Ленина в обстановке финляндской, когда ему приходилось отгрызаться от реакции, я не видел.
Встретились мы с Лениным вновь за границей на Штутгартском конгрессе. Здесь мы были с ним как-то особенно близки, помимо того, что нам приходилось постоянно совещаться, ибо, как я уже говорил, мне поручена была от имени нашей партии одна из существеннейших работ на съезде, мы имели здесь и много больших политических бесед, так сказать, интимного характера, мы взвешивали перспективы великой социальной революции. При этом, в общем, Ленин был большим оптимистом, чем я. Я находил, что ход событий будет несколько замедленным, что, по-видимому, придется ждать, пока капитализируются и страны Азии, что у капитала есть еще порядочные ресурсы и что мы разве в старости увидим настоящую социальную революцию. Ленина эти перспективы искренне огорчали. Когда я развивал ему свои доказательства, я заметил настоящую тень грусти на его сильном, умном лице и я понял, как страстно хочется этому человеку еще при своей жизни не только видеть революцию, но и мощно делать ее. Однако он ничего не утверждал, он был, по-видимому, только готов реалистически признать и уклон вниз, и уклон вверх и вести себя соответственно.
Как странно, что немного позднее мы политически разошлись в противоположные стороны. Ленин приспособился ко времени реакции, которую считал длительной, высказался за думскую борьбу, приблизился к меньшевикам, в то время как я, в особенности увлекаемый моими друзьями, в первую очередь Богдановым, остался на позиции продолжения чисто революционной линии во что бы то ни стало.
У Ленина оказалось больше политической чуткости, что неудивительно. Ленин имеет в себе черты гениального оппортунизма, то есть такого оппортунизма, который считается с особым моментом и умеет использовать его в целях общей всегда революционной линии.
Эти черты действительно были и у Дантона, и у Кромвеля.
Отмечу, между прочим, что Ленин всегда очень застенчив и както прячется в тень на международных конгрессах: может быть, потому, что он недостаточно верит в свои знания языков, между тем он хорошо говорит по-немецки и весьма недурно владеет французским и английским языками. Тем не менее он ограничивает свои публичные выступления на конгрессах несколькими фразами. Мы поручили ему выступить с большой речью об отношении к войне. Отмечу здесь, что при выработке резолюции мы сильно разошлись с резолюцией Бебеля, сдвинув ее далеко налево. Я лично принимал в этом энергичное участие, и в резолюции было принято много моих формул.
Плеханов на общем собрании русской фракции настаивал на том, чтобы мы примкнули к бебелевской позиции, на том же настаивал Троцкий, который говорил, что свои резолюции мы могли бы выносить, только если бы были победителями, представляя же собой эмигрантов разгромленной революции, нам надо быть скромными. Ленин с ним отнюдь не согласился. Тезисы, которые в большинстве представляли его и мои пожелания, он взялся защищать в соответственной секции, однако за несколько часов до своего выступления передал весь материал Розе Люксембург. Роза Люксембург и выступила с весьма блестящей речью, в конце которой предложила нами выработанную резолюцию, весьма серьезно определившую окончательную форму Штутгартского международного конгресса.

## [Задание]
Какими иностранными языками, согласно отрывку о Ленине, он владеет? Перечислите все.

## [Фрагмент данных]

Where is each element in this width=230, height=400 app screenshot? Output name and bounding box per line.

## [Полный ответ]
Немецким (хорошо говорит), французским и английским (владеет весьма недурно).